Written instruction 1: List each distinct member name that appears as a post header in the thread, giving each name only once.
Written instruction 2: Echo the records word for word, from their first line through the line containing "description-text: to <box>450", inclusive.
━━━━━ Page ━━━━━
There is a 90% chance we'll also be going to Venice. I'm all for looking at beautiful buildings and scenery....but my style is more hiking or visiting a small farm (and with DH busy all day at work....) We'll take a train from Wroclaw to Venice - through the Czech Republic and Austria. I'm pretty excited. I'm scared to death! But mostly I'm excited. I'd better get busy.


----------



## Miz Mary (Feb 15, 2003)

HOW EXCITING !!!!!! I'm Polish even ! I'd look into maybe spindles made in Poland ...small for travelling !! Drop spindles/ support spindles ...........cant wait for pics of your trip !


----------



## Callieslamb (Feb 27, 2007)

I've never used a spindle.....but I'm sure they are beautiful. I looked at a yarn store- they mostly have American yarns. I'm sure we'll have a great time.


----------



## SvenskaFlicka (Nov 2, 2011)

I hope you get your passport renewed easily! It took me about 6 weeks to get mine initially.


----------



## Wind in Her Hair (Jul 18, 2002)

oh my goodness - what great fortune!!!!

I suppose I would be looking for "littles" that could pack easily - shawl pins, dizzes, knitting needles made locally, or an exquisite handknit shawl. 

Have you CZECHed on ravelry for groups there? :hysterical:

Maybe a local would be the best source to help you! Go to "Groups" and put Poland, Polish, Czech Republic, Venice, etc in the search field s and find actual fiber people to guide you!


----------



## BlueberryChick (May 12, 2008)

How fun!

Aren't Kromski wheels made in Poland? 

Have a great trip!


----------



## Pearl B (Sep 27, 2008)

Have a great trip!!

If it was me I would get as many spinning wheels as I could & pack that plane up!! :hysterical::hysterical::sing:


----------



## Maura (Jun 6, 2004)

A cashmere shawl. Kromski spinning wheels are made in Wolsztyn Poland. Maybe you could get a tour of their factory.


----------



## Callieslamb (Feb 27, 2007)

SvenskaFlicka said:


> I hope you get your passport renewed easily! It took me about 6 weeks to get mine initially.


I am paying a tidy sum to get mine renewed in 3 days...



Wind in Her Hair said:


> oh my goodness - what great fortune!!!!
> 
> I suppose I would be looking for "littles" that could pack easily - shawl pins, dizzes, knitting needles made locally, or an exquisite handknit shawl.
> 
> ...
━━━━━ Supplied data ━━━━━
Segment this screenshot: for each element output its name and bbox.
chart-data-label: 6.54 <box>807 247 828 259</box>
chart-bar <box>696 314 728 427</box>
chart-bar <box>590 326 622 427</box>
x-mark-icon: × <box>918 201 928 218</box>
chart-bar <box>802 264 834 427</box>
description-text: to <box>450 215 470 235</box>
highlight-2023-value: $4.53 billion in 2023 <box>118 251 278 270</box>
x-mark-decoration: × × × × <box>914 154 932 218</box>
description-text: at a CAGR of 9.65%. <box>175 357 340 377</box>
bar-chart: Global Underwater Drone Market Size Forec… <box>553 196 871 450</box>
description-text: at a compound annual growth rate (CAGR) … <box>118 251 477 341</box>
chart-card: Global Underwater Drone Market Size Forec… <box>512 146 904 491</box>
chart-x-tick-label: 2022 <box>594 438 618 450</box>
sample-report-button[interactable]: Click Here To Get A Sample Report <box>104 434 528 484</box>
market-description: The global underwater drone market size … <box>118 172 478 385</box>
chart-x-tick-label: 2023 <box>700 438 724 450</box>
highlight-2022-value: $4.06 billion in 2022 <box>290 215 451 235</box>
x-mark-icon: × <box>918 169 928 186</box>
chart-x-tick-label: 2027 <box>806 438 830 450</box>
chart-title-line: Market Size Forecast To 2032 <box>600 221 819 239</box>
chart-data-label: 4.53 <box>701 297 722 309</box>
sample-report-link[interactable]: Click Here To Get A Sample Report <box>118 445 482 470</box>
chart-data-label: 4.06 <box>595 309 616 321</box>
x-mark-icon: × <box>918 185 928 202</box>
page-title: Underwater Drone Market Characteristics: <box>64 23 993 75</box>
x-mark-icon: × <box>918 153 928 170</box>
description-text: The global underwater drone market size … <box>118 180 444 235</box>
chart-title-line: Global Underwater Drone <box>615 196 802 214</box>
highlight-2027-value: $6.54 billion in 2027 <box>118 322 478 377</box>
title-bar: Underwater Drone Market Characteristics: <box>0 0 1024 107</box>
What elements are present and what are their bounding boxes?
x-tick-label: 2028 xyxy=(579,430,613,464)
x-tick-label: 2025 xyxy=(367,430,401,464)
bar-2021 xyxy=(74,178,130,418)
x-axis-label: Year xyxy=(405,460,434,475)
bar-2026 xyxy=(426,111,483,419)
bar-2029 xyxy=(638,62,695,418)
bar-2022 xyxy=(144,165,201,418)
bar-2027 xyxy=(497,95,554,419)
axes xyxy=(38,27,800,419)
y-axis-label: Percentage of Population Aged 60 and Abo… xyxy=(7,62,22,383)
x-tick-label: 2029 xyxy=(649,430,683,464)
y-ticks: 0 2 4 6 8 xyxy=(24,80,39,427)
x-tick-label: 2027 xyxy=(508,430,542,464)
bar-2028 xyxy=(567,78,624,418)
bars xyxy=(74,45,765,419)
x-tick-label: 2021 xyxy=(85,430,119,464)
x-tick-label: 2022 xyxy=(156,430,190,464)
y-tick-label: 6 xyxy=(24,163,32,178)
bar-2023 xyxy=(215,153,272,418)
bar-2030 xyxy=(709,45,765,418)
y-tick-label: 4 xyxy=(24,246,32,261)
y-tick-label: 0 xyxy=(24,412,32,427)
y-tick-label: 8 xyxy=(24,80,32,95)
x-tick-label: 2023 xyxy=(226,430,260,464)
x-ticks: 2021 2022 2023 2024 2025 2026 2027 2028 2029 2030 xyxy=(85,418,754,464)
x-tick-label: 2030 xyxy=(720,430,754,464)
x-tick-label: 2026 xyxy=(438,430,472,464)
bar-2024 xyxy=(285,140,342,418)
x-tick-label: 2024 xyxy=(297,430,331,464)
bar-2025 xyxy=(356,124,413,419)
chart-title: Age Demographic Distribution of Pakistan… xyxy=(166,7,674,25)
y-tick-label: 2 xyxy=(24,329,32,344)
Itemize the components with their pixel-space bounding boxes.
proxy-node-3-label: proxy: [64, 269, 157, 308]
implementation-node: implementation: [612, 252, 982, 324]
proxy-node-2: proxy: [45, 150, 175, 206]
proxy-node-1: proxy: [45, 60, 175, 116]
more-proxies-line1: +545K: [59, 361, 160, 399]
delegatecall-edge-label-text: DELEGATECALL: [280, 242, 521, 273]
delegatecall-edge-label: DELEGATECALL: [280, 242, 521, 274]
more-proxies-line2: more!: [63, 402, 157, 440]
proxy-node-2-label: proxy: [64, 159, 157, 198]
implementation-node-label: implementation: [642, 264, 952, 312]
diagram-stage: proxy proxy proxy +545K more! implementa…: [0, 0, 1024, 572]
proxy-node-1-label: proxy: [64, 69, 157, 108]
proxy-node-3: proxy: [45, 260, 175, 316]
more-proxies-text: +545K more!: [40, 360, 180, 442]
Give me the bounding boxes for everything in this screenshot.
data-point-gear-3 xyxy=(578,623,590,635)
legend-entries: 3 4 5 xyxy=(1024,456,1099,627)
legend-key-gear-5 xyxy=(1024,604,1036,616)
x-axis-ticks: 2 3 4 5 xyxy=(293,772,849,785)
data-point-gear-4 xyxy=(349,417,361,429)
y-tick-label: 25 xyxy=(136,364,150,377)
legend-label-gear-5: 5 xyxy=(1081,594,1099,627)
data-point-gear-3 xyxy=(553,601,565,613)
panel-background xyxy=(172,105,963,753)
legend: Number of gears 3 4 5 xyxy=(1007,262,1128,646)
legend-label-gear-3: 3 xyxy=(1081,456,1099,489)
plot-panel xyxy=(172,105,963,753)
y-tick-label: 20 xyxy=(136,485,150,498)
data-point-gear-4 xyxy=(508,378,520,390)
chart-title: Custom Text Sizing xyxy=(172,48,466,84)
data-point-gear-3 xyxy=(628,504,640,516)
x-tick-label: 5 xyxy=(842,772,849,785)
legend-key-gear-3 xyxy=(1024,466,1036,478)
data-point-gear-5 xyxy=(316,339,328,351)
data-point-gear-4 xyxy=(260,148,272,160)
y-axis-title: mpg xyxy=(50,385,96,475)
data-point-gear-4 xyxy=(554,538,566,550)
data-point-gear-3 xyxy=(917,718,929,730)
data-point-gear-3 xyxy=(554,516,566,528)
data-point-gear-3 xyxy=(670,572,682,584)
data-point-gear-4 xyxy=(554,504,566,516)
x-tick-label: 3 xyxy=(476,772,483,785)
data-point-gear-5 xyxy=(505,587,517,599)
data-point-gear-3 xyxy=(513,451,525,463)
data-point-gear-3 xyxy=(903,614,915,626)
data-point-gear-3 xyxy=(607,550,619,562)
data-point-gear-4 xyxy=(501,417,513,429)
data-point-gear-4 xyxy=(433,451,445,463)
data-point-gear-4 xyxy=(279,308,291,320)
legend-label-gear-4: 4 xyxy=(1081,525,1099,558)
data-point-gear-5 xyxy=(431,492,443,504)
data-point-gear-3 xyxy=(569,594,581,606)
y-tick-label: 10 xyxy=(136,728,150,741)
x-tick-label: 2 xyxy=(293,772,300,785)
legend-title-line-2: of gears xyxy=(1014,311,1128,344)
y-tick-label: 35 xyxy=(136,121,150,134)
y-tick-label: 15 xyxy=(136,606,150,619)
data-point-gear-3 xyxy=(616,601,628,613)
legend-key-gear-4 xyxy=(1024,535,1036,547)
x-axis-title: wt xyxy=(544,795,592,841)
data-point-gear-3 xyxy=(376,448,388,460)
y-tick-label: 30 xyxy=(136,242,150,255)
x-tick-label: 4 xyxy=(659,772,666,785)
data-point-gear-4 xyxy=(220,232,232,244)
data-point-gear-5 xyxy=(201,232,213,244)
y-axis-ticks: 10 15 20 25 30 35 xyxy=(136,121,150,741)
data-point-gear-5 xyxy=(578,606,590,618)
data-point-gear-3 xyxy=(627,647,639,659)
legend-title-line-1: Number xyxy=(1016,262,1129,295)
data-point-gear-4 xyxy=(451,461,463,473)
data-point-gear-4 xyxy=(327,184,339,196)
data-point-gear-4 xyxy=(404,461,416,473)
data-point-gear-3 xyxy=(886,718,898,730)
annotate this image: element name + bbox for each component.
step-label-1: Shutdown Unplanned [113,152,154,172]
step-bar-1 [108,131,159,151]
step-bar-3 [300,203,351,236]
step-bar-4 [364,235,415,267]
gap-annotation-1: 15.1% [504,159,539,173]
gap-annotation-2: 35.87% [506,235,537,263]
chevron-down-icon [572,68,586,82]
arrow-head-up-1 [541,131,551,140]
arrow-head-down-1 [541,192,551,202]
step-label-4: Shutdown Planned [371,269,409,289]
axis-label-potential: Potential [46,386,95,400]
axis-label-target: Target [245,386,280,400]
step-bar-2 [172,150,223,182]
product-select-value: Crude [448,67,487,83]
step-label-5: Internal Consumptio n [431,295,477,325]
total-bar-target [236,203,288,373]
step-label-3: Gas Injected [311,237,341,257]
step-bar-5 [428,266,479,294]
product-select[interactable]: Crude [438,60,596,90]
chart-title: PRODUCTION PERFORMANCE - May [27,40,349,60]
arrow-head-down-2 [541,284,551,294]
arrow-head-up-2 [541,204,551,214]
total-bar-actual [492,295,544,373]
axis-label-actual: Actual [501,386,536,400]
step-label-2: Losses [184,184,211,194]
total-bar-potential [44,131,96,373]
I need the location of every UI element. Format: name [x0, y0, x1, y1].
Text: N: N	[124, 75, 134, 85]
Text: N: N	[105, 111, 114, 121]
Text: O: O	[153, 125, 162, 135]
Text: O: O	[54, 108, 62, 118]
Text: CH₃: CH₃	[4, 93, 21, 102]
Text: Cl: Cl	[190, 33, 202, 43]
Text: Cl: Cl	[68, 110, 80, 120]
━━━━━
Worked answer 1:
Miz Mary
Callieslamb
SvenskaFlicka
Wind in Her Hair
BlueberryChick
Pearl B
Maura

Worked answer 2:
Segment this screenshot: for each element output its name and bbox.
chart-data-label: 6.54 <box>807 247 828 259</box>
chart-bar <box>696 314 728 427</box>
chart-bar <box>590 326 622 427</box>
x-mark-icon: × <box>918 201 928 218</box>
chart-bar <box>802 264 834 427</box>
description-text: to <box>450 215 470 235</box>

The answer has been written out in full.